Direction:
Find every line containing the word "this" and report the count, nothing more.

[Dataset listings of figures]
-*-

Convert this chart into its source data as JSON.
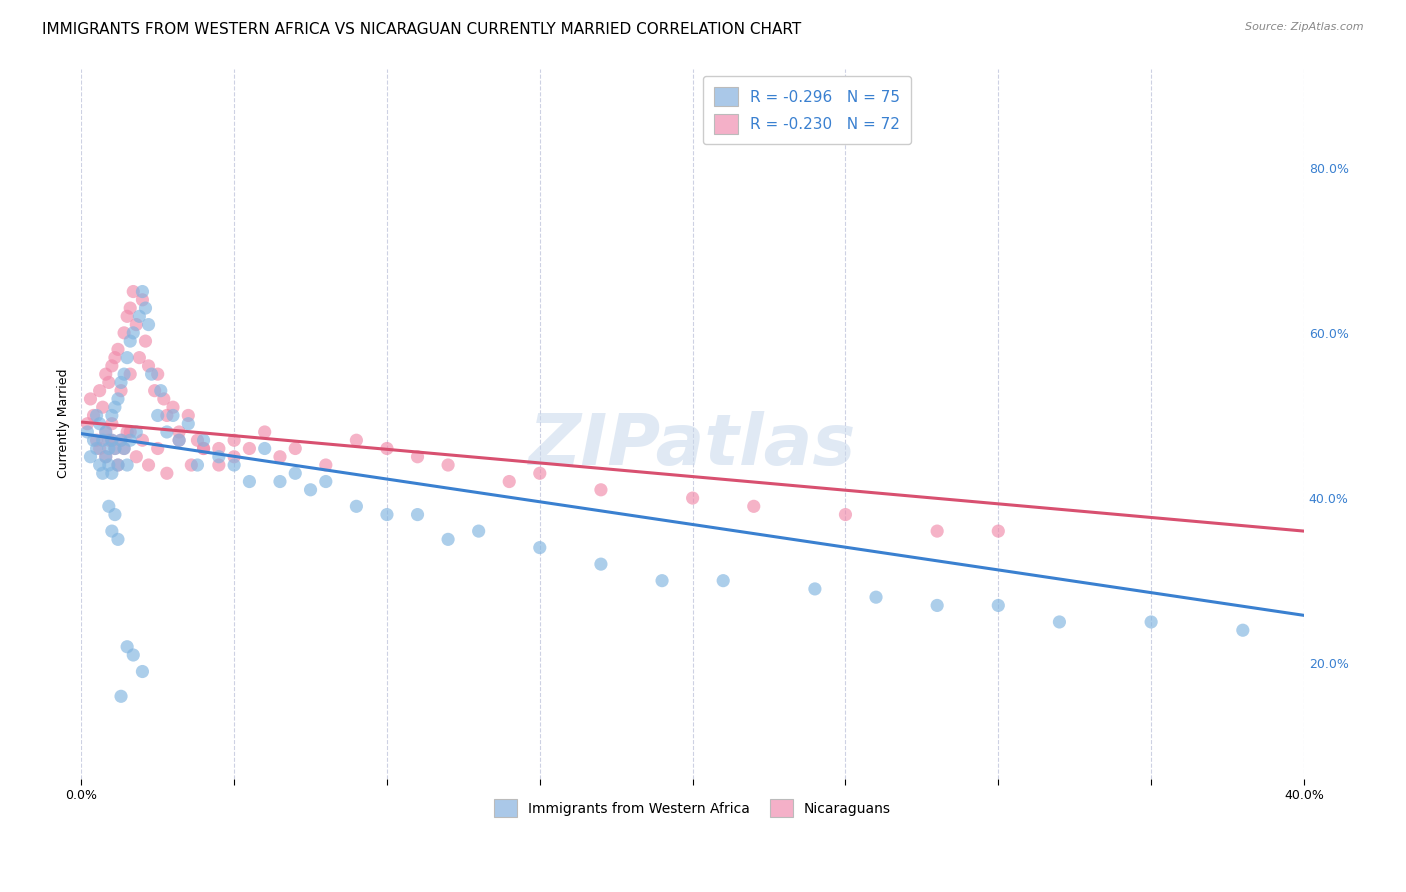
{
  "title": "IMMIGRANTS FROM WESTERN AFRICA VS NICARAGUAN CURRENTLY MARRIED CORRELATION CHART",
  "source": "Source: ZipAtlas.com",
  "ylabel": "Currently Married",
  "right_yticks": [
    "20.0%",
    "40.0%",
    "60.0%",
    "80.0%"
  ],
  "right_ytick_vals": [
    0.2,
    0.4,
    0.6,
    0.8
  ],
  "xlim": [
    0.0,
    0.4
  ],
  "ylim": [
    0.06,
    0.92
  ],
  "watermark": "ZIPatlas",
  "legend_entries": [
    {
      "label": "R = -0.296   N = 75",
      "color": "#aac8e8"
    },
    {
      "label": "R = -0.230   N = 72",
      "color": "#f4b0c8"
    }
  ],
  "legend_bottom": [
    {
      "label": "Immigrants from Western Africa",
      "color": "#aac8e8"
    },
    {
      "label": "Nicaraguans",
      "color": "#f4b0c8"
    }
  ],
  "blue_scatter_x": [
    0.002,
    0.003,
    0.004,
    0.005,
    0.005,
    0.006,
    0.006,
    0.007,
    0.007,
    0.008,
    0.008,
    0.009,
    0.009,
    0.01,
    0.01,
    0.01,
    0.011,
    0.011,
    0.012,
    0.012,
    0.013,
    0.013,
    0.014,
    0.014,
    0.015,
    0.015,
    0.016,
    0.016,
    0.017,
    0.018,
    0.019,
    0.02,
    0.021,
    0.022,
    0.023,
    0.025,
    0.026,
    0.028,
    0.03,
    0.032,
    0.035,
    0.038,
    0.04,
    0.045,
    0.05,
    0.055,
    0.06,
    0.065,
    0.07,
    0.075,
    0.08,
    0.09,
    0.1,
    0.11,
    0.12,
    0.13,
    0.15,
    0.17,
    0.19,
    0.21,
    0.24,
    0.26,
    0.28,
    0.3,
    0.32,
    0.35,
    0.38,
    0.009,
    0.01,
    0.011,
    0.012,
    0.013,
    0.015,
    0.017,
    0.02
  ],
  "blue_scatter_y": [
    0.48,
    0.45,
    0.47,
    0.46,
    0.5,
    0.44,
    0.49,
    0.43,
    0.47,
    0.45,
    0.48,
    0.44,
    0.46,
    0.5,
    0.47,
    0.43,
    0.51,
    0.46,
    0.52,
    0.44,
    0.54,
    0.47,
    0.55,
    0.46,
    0.57,
    0.44,
    0.59,
    0.47,
    0.6,
    0.48,
    0.62,
    0.65,
    0.63,
    0.61,
    0.55,
    0.5,
    0.53,
    0.48,
    0.5,
    0.47,
    0.49,
    0.44,
    0.47,
    0.45,
    0.44,
    0.42,
    0.46,
    0.42,
    0.43,
    0.41,
    0.42,
    0.39,
    0.38,
    0.38,
    0.35,
    0.36,
    0.34,
    0.32,
    0.3,
    0.3,
    0.29,
    0.28,
    0.27,
    0.27,
    0.25,
    0.25,
    0.24,
    0.39,
    0.36,
    0.38,
    0.35,
    0.16,
    0.22,
    0.21,
    0.19
  ],
  "pink_scatter_x": [
    0.002,
    0.003,
    0.004,
    0.005,
    0.006,
    0.006,
    0.007,
    0.008,
    0.008,
    0.009,
    0.009,
    0.01,
    0.01,
    0.011,
    0.011,
    0.012,
    0.013,
    0.013,
    0.014,
    0.015,
    0.015,
    0.016,
    0.016,
    0.017,
    0.018,
    0.019,
    0.02,
    0.021,
    0.022,
    0.024,
    0.025,
    0.027,
    0.028,
    0.03,
    0.032,
    0.035,
    0.038,
    0.04,
    0.045,
    0.05,
    0.055,
    0.06,
    0.065,
    0.07,
    0.08,
    0.09,
    0.1,
    0.11,
    0.12,
    0.14,
    0.15,
    0.17,
    0.2,
    0.22,
    0.25,
    0.28,
    0.3,
    0.008,
    0.01,
    0.012,
    0.014,
    0.016,
    0.018,
    0.02,
    0.022,
    0.025,
    0.028,
    0.032,
    0.036,
    0.04,
    0.045,
    0.05
  ],
  "pink_scatter_y": [
    0.49,
    0.52,
    0.5,
    0.47,
    0.53,
    0.46,
    0.51,
    0.55,
    0.48,
    0.54,
    0.47,
    0.56,
    0.49,
    0.57,
    0.46,
    0.58,
    0.53,
    0.47,
    0.6,
    0.62,
    0.48,
    0.63,
    0.55,
    0.65,
    0.61,
    0.57,
    0.64,
    0.59,
    0.56,
    0.53,
    0.55,
    0.52,
    0.5,
    0.51,
    0.48,
    0.5,
    0.47,
    0.46,
    0.46,
    0.47,
    0.46,
    0.48,
    0.45,
    0.46,
    0.44,
    0.47,
    0.46,
    0.45,
    0.44,
    0.42,
    0.43,
    0.41,
    0.4,
    0.39,
    0.38,
    0.36,
    0.36,
    0.45,
    0.47,
    0.44,
    0.46,
    0.48,
    0.45,
    0.47,
    0.44,
    0.46,
    0.43,
    0.47,
    0.44,
    0.46,
    0.44,
    0.45
  ],
  "blue_line_x": [
    0.0,
    0.4
  ],
  "blue_line_y": [
    0.478,
    0.258
  ],
  "pink_line_x": [
    0.0,
    0.4
  ],
  "pink_line_y": [
    0.492,
    0.36
  ],
  "scatter_size": 90,
  "scatter_alpha": 0.65,
  "dot_color_blue": "#80b4e0",
  "dot_color_pink": "#f08aaa",
  "line_color_blue": "#3a80d0",
  "line_color_pink": "#d85070",
  "grid_color": "#c8cce0",
  "background_color": "#ffffff",
  "title_fontsize": 11,
  "axis_label_fontsize": 9,
  "tick_fontsize": 9,
  "legend_text_color": "#3a80d0"
}
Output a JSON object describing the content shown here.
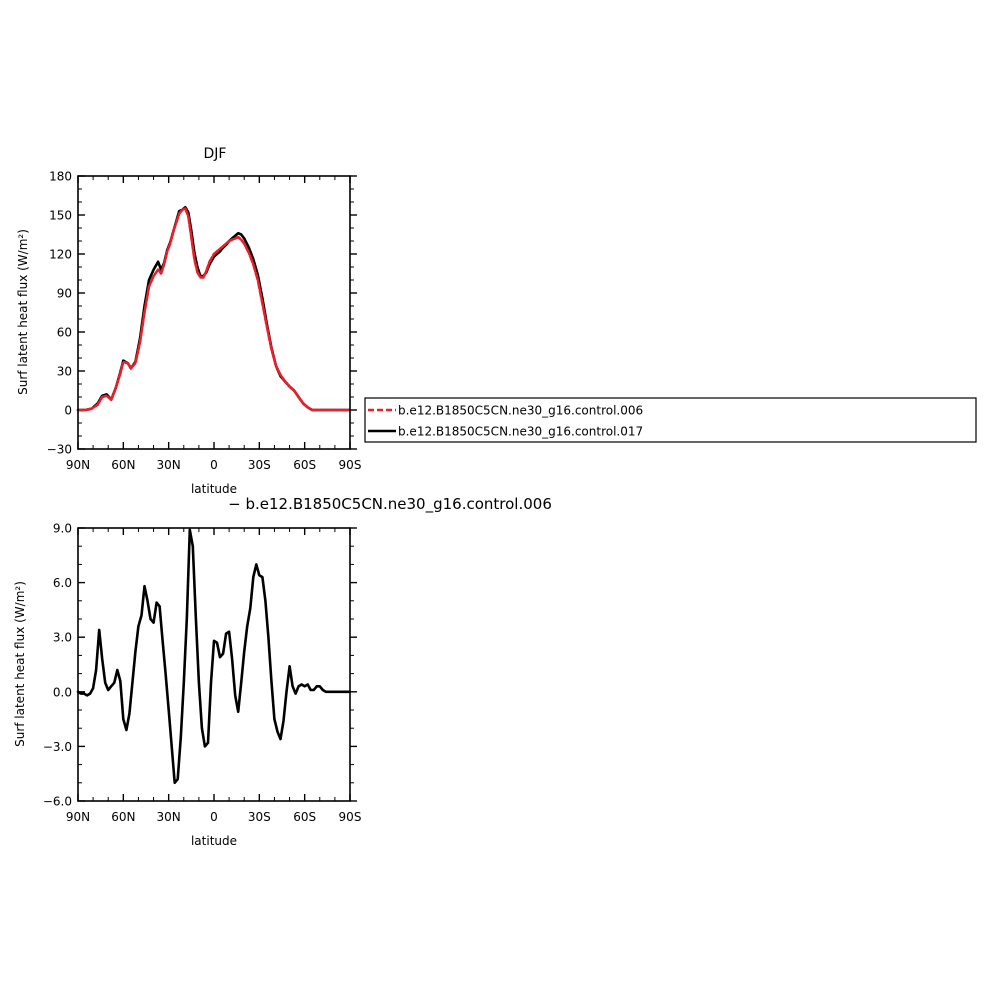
{
  "chart_data": [
    {
      "type": "line",
      "title": "DJF",
      "xlabel": "latitude",
      "ylabel": "Surf latent heat flux (W/m²)",
      "xlim": [
        90,
        -90
      ],
      "ylim": [
        -30,
        180
      ],
      "x_ticks": [
        {
          "value": 90,
          "label": "90N"
        },
        {
          "value": 60,
          "label": "60N"
        },
        {
          "value": 30,
          "label": "30N"
        },
        {
          "value": 0,
          "label": "0"
        },
        {
          "value": -30,
          "label": "30S"
        },
        {
          "value": -60,
          "label": "60S"
        },
        {
          "value": -90,
          "label": "90S"
        }
      ],
      "y_ticks": [
        180,
        150,
        120,
        90,
        60,
        30,
        0,
        -30
      ],
      "legend_position": "right",
      "series": [
        {
          "name": "b.e12.B1850C5CN.ne30_g16.control.006",
          "color": "#e8202a",
          "dash": "dashed",
          "x": [
            90,
            85,
            81,
            77,
            74,
            71,
            68,
            65,
            62,
            60,
            57,
            55,
            52,
            49,
            46,
            43,
            40,
            37,
            35,
            33,
            31,
            29,
            27,
            25,
            23,
            21,
            19,
            17,
            15,
            13,
            11,
            9,
            7,
            5,
            3,
            1,
            0,
            -2,
            -4,
            -6,
            -8,
            -10,
            -12,
            -14,
            -16,
            -18,
            -20,
            -23,
            -26,
            -29,
            -32,
            -35,
            -38,
            -41,
            -44,
            -47,
            -50,
            -53,
            -56,
            -59,
            -62,
            -65,
            -68,
            -71,
            -74,
            -77,
            -80,
            -84,
            -88,
            -90
          ],
          "y": [
            0,
            0,
            1,
            4,
            10,
            11,
            8,
            17,
            28,
            37,
            36,
            32,
            36,
            52,
            75,
            95,
            103,
            108,
            105,
            112,
            122,
            128,
            137,
            144,
            151,
            154,
            155,
            149,
            133,
            116,
            106,
            102,
            102,
            107,
            114,
            118,
            120,
            122,
            124,
            126,
            128,
            130,
            131,
            132,
            133,
            131,
            128,
            121,
            112,
            100,
            82,
            64,
            47,
            34,
            27,
            22,
            18,
            15,
            10,
            5,
            2,
            0,
            0,
            0,
            0,
            0,
            0,
            0,
            0,
            0
          ]
        },
        {
          "name": "b.e12.B1850C5CN.ne30_g16.control.017",
          "color": "#000000",
          "dash": "solid",
          "x": [
            90,
            85,
            81,
            77,
            74,
            71,
            68,
            65,
            62,
            60,
            57,
            55,
            52,
            49,
            46,
            43,
            40,
            37,
            35,
            33,
            31,
            29,
            27,
            25,
            23,
            21,
            19,
            17,
            15,
            13,
            11,
            9,
            7,
            5,
            3,
            1,
            0,
            -2,
            -4,
            -6,
            -8,
            -10,
            -12,
            -14,
            -16,
            -18,
            -20,
            -23,
            -26,
            -29,
            -32,
            -35,
            -38,
            -41,
            -44,
            -47,
            -50,
            -53,
            -56,
            -59,
            -62,
            -65,
            -68,
            -71,
            -74,
            -77,
            -80,
            -84,
            -88,
            -90
          ],
          "y": [
            0,
            0,
            1,
            5,
            11,
            12,
            8,
            17,
            29,
            38,
            36,
            32,
            37,
            55,
            80,
            100,
            108,
            114,
            108,
            113,
            123,
            129,
            137,
            145,
            153,
            154,
            156,
            152,
            138,
            121,
            110,
            103,
            103,
            106,
            112,
            116,
            118,
            120,
            122,
            125,
            127,
            130,
            132,
            134,
            136,
            135,
            132,
            125,
            116,
            104,
            86,
            66,
            48,
            34,
            26,
            22,
            18,
            15,
            10,
            5,
            2,
            0,
            0,
            0,
            0,
            0,
            0,
            0,
            0,
            0
          ]
        }
      ]
    },
    {
      "type": "line",
      "title": "− b.e12.B1850C5CN.ne30_g16.control.006",
      "xlabel": "latitude",
      "ylabel": "Surf latent heat flux (W/m²)",
      "xlim": [
        90,
        -90
      ],
      "ylim": [
        -6.0,
        9.0
      ],
      "x_ticks": [
        {
          "value": 90,
          "label": "90N"
        },
        {
          "value": 60,
          "label": "60N"
        },
        {
          "value": 30,
          "label": "30N"
        },
        {
          "value": 0,
          "label": "0"
        },
        {
          "value": -30,
          "label": "30S"
        },
        {
          "value": -60,
          "label": "60S"
        },
        {
          "value": -90,
          "label": "90S"
        }
      ],
      "y_ticks": [
        "9.0",
        "6.0",
        "3.0",
        "0.0",
        "−3.0",
        "−6.0"
      ],
      "series": [
        {
          "color": "#000000",
          "x": [
            90,
            88,
            86,
            84,
            82,
            80,
            78,
            76,
            74,
            72,
            70,
            68,
            66,
            64,
            62,
            60,
            58,
            56,
            54,
            52,
            50,
            48,
            46,
            44,
            42,
            40,
            38,
            36,
            34,
            32,
            30,
            28,
            26,
            24,
            22,
            20,
            18,
            16,
            14,
            12,
            10,
            8,
            6,
            4,
            2,
            0,
            -2,
            -4,
            -6,
            -8,
            -10,
            -12,
            -14,
            -16,
            -18,
            -20,
            -22,
            -24,
            -26,
            -28,
            -30,
            -32,
            -34,
            -36,
            -38,
            -40,
            -42,
            -44,
            -46,
            -48,
            -50,
            -52,
            -54,
            -56,
            -58,
            -60,
            -62,
            -64,
            -66,
            -68,
            -70,
            -72,
            -74,
            -76,
            -78,
            -80,
            -82,
            -84,
            -86,
            -88,
            -90
          ],
          "y": [
            0.0,
            -0.1,
            -0.1,
            -0.2,
            -0.1,
            0.2,
            1.2,
            3.4,
            1.8,
            0.5,
            0.1,
            0.3,
            0.5,
            1.2,
            0.6,
            -1.5,
            -2.1,
            -1.2,
            0.5,
            2.2,
            3.6,
            4.2,
            5.8,
            5.0,
            4.0,
            3.8,
            4.9,
            4.7,
            2.8,
            1.0,
            -1.0,
            -3.0,
            -5.0,
            -4.8,
            -2.5,
            0.5,
            4.0,
            8.9,
            8.0,
            4.0,
            0.5,
            -2.0,
            -3.0,
            -2.8,
            0.5,
            2.8,
            2.7,
            1.9,
            2.1,
            3.2,
            3.3,
            1.8,
            -0.2,
            -1.1,
            0.5,
            2.2,
            3.6,
            4.6,
            6.3,
            7.0,
            6.4,
            6.3,
            5.0,
            3.0,
            0.6,
            -1.5,
            -2.2,
            -2.6,
            -1.6,
            0.0,
            1.4,
            0.3,
            -0.1,
            0.3,
            0.4,
            0.3,
            0.4,
            0.1,
            0.1,
            0.3,
            0.3,
            0.1,
            0.0,
            0.0,
            0.0,
            0.0,
            0.0,
            0.0,
            0.0,
            0.0,
            0.0
          ]
        }
      ]
    }
  ]
}
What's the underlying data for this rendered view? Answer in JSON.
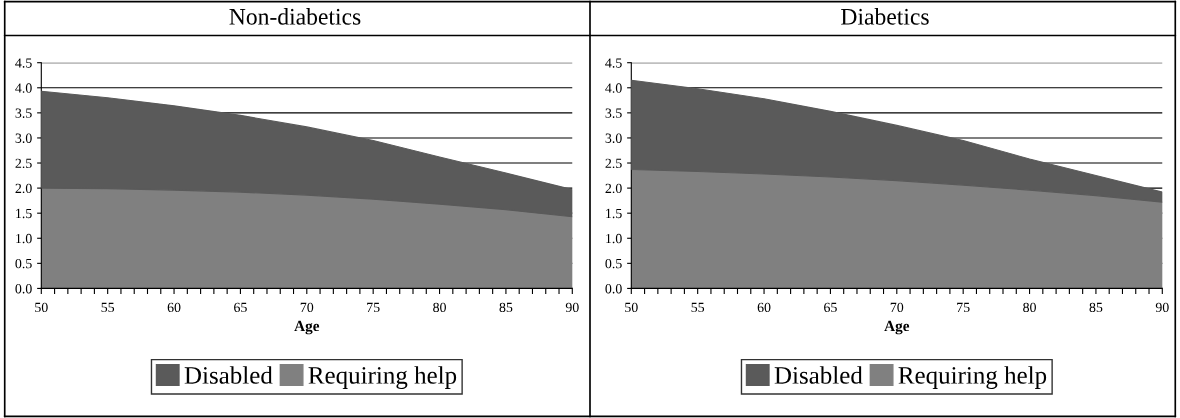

-*-

Complete output:
2